INSTRUCTION:
Return each line of the listing below, unchanged, and omit the images.

=-=-=

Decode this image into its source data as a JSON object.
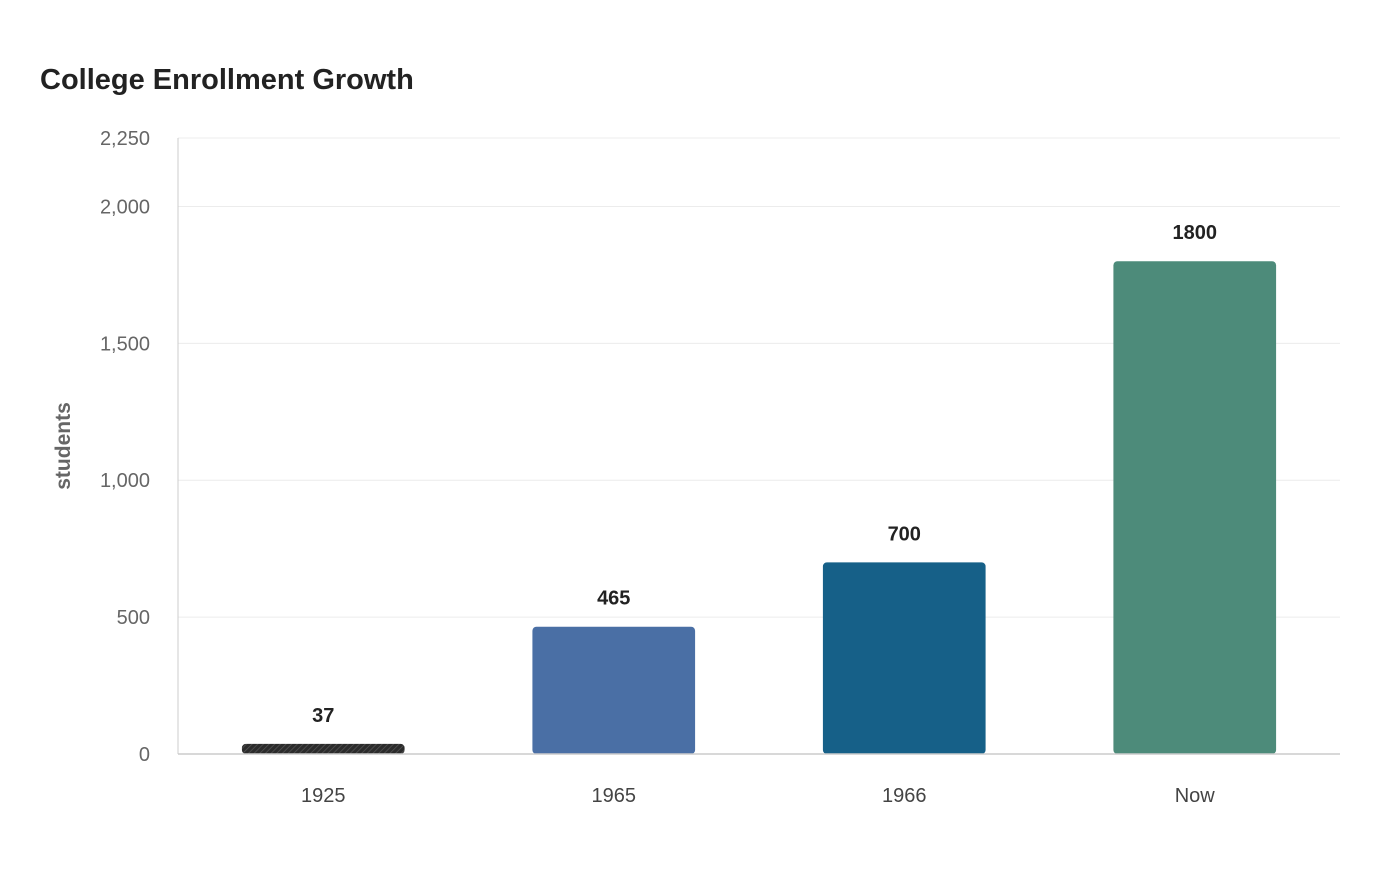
{
  "chart_data": {
    "type": "bar",
    "title": "College Enrollment Growth",
    "xlabel": "",
    "ylabel": "students",
    "categories": [
      "1925",
      "1965",
      "1966",
      "Now"
    ],
    "values": [
      37,
      465,
      700,
      1800
    ],
    "data_labels": [
      "37",
      "465",
      "700",
      "1800"
    ],
    "ylim": [
      0,
      2250
    ],
    "yticks": [
      0,
      500,
      1000,
      1500,
      2000,
      2250
    ],
    "ytick_labels": [
      "0",
      "500",
      "1,000",
      "1,500",
      "2,000",
      "2,250"
    ],
    "colors": [
      "#2b2b2b",
      "#4a6fa5",
      "#166088",
      "#4d8b7a"
    ],
    "grid": true,
    "legend": "none"
  }
}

=-=-=

THE RESPONSE:
Decode this image into its source data as a JSON object.
{
  "chart_data": {
    "type": "bar",
    "title": "College Enrollment Growth",
    "xlabel": "",
    "ylabel": "students",
    "categories": [
      "1925",
      "1965",
      "1966",
      "Now"
    ],
    "values": [
      37,
      465,
      700,
      1800
    ],
    "data_labels": [
      "37",
      "465",
      "700",
      "1800"
    ],
    "ylim": [
      0,
      2250
    ],
    "yticks": [
      0,
      500,
      1000,
      1500,
      2000,
      2250
    ],
    "ytick_labels": [
      "0",
      "500",
      "1,000",
      "1,500",
      "2,000",
      "2,250"
    ],
    "colors": [
      "#2b2b2b",
      "#4a6fa5",
      "#166088",
      "#4d8b7a"
    ],
    "grid": true,
    "legend": "none"
  }
}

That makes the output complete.